[Dataset entries]

______________________________

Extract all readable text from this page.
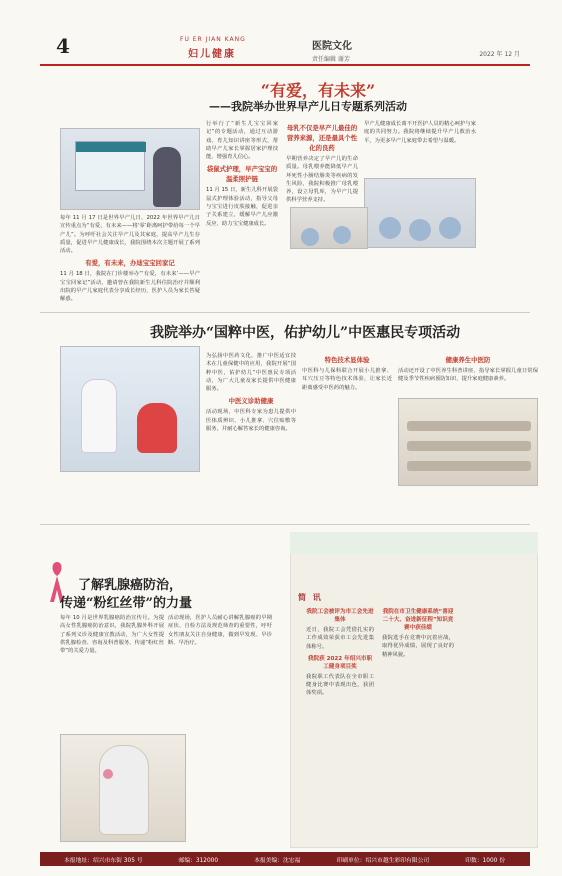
4	FU ER JIAN KANG
妇儿健康
医院文化
责任编辑 谢芳
2022 年 12 月
“有爱，有未来”
——我院举办世界早产儿日专题系列活动

每年 11 月 17 日是世界早产儿日，2022 年世界早产儿日宣传重点为“有爱，有未来——将‘零’距离呵护带给每一个早产儿”。为呼吁社会关注早产儿及其家庭，提高早产儿生存质量，促进早产儿健康成长，我院围绕本次主题开展了系列活动。

有爱，有未来，办迪宝宝回家记

11 月 18 日，我院在门诊楼举办“‘有爱，有未来’——早产宝宝回家记”活动，邀请曾在我院新生儿科住院治疗并顺利出院的早产儿家庭代表分享成长经历，医护人员为家长答疑解惑。

行举行了“新生儿宝宝回家记”的专题活动，通过互动游戏、育儿知识讲座等形式，帮助早产儿家长掌握居家护理技能，增强育儿信心。

袋鼠式护理，早产宝宝的温柔照护链

11 月 15 日，新生儿科开展袋鼠式护理体验活动，指导父母与宝宝进行皮肤接触，促进亲子关系建立，缓解早产儿应激反应，助力宝宝健康成长。

母乳不仅是早产儿最佳的营养来源，还是最具个性化的良药

早期营养决定了早产儿的生命质量。母乳喂养能降低早产儿坏死性小肠结肠炎等疾病的发生风险，我院积极推广母乳喂养，设立母乳库，为早产儿提供科学营养支持。

早产儿健康成长离不开医护人员的精心呵护与家庭的共同努力。我院将继续提升早产儿救治水平，为更多早产儿家庭带去希望与温暖。

我院举办“国粹中医，佑护幼儿”中医惠民专项活动

为弘扬中医药文化，推广中医适宜技术在儿童保健中的应用，我院开展“国粹中医，佑护幼儿”中医惠民专项活动，为广大儿童及家长提供中医健康服务。

中医义诊助健康

活动现场，中医科专家为患儿提供中医体质辨识、小儿推拿、穴位贴敷等服务，并耐心解答家长的健康咨询。

特色技术显体验

中医科与儿保科联合开展小儿推拿、耳穴压豆等特色技术体验，让家长近距离感受中医药的魅力。

健康养生中医防

活动还开设了中医养生科普讲座，指导家长掌握儿童日常保健及季节性疾病预防知识，提升家庭健康素养。

了解乳腺癌防治，
传递“粉红丝带”的力量

每年 10 月是世界乳腺癌防治宣传月。为提高女性乳腺癌防治意识，我院乳腺外科开展了系列义诊及健康宣教活动，为广大女性提供乳腺检查、咨询及科普服务，传递“粉红丝带”的关爱力量。

活动现场，医护人员耐心讲解乳腺癌的早期症状、自检方法及规范筛查的重要性，呼吁女性朋友关注自身健康，做到早发现、早诊断、早治疗。

简 讯
我院工会被评为市工会先进集体

近日，我院工会凭借扎实的工作成效荣获市工会先进集体称号。

我院获 2022 年绍兴市职工健身项目奖

我院职工代表队在全市职工健身比赛中表现出色，获团体奖项。

我院在市卫生健康系统“喜迎二十大、奋进新征程”知识竞赛中获佳绩

我院选手在竞赛中沉着应战，取得优异成绩，展现了良好的精神风貌。

本报地址：绍兴市东街 305 号	邮编：312000	本报美编：沈宏福	印刷单位：绍兴市越生彩印有限公司	印数：1000 份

______________________________

* To be done: The answer is a single number, the count of lines in the records that contain the string "活动现场".

* Answer to the problem: 2